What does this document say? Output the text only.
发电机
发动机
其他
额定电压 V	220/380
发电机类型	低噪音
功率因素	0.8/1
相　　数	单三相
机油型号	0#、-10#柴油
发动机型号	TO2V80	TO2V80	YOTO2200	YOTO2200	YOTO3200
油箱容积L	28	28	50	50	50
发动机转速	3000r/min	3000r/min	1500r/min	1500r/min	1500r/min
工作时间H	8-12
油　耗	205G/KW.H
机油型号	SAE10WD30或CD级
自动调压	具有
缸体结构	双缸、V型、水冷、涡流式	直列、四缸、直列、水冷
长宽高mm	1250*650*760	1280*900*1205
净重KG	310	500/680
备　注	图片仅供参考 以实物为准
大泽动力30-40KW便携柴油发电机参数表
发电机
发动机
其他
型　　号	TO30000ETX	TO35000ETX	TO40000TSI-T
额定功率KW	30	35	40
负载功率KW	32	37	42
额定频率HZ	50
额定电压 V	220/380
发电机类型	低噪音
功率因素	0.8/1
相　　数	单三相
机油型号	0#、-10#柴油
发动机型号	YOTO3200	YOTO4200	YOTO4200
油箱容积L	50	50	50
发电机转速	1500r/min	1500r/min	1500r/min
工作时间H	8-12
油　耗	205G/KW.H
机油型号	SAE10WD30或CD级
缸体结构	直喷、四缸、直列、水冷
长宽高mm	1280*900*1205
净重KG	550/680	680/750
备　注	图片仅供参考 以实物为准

Stated problem: Every record shown above must be echoed exactly.

Answer to this exercise:
What does this document say? Output the text only.
发电机
发动机
其他
额定电压 V	220/380
发电机类型	低噪音
功率因素	0.8/1
相　　数	单三相
机油型号	0#、-10#柴油
发动机型号	TO2V80	TO2V80	YOTO2200	YOTO2200	YOTO3200
油箱容积L	28	28	50	50	50
发动机转速	3000r/min	3000r/min	1500r/min	1500r/min	1500r/min
工作时间H	8-12
油　耗	205G/KW.H
机油型号	SAE10WD30或CD级
自动调压	具有
缸体结构	双缸、V型、水冷、涡流式	直列、四缸、直列、水冷
长宽高mm	1250*650*760	1280*900*1205
净重KG	310	500/680
备　注	图片仅供参考 以实物为准
大泽动力30-40KW便携柴油发电机参数表
发电机
发动机
其他
型　　号	TO30000ETX	TO35000ETX	TO40000TSI-T
额定功率KW	30	35	40
负载功率KW	32	37	42
额定频率HZ	50
额定电压 V	220/380
发电机类型	低噪音
功率因素	0.8/1
相　　数	单三相
机油型号	0#、-10#柴油
发动机型号	YOTO3200	YOTO4200	YOTO4200
油箱容积L	50	50	50
发电机转速	1500r/min	1500r/min	1500r/min
工作时间H	8-12
油　耗	205G/KW.H
机油型号	SAE10WD30或CD级
缸体结构	直喷、四缸、直列、水冷
长宽高mm	1280*900*1205
净重KG	550/680	680/750
备　注	图片仅供参考 以实物为准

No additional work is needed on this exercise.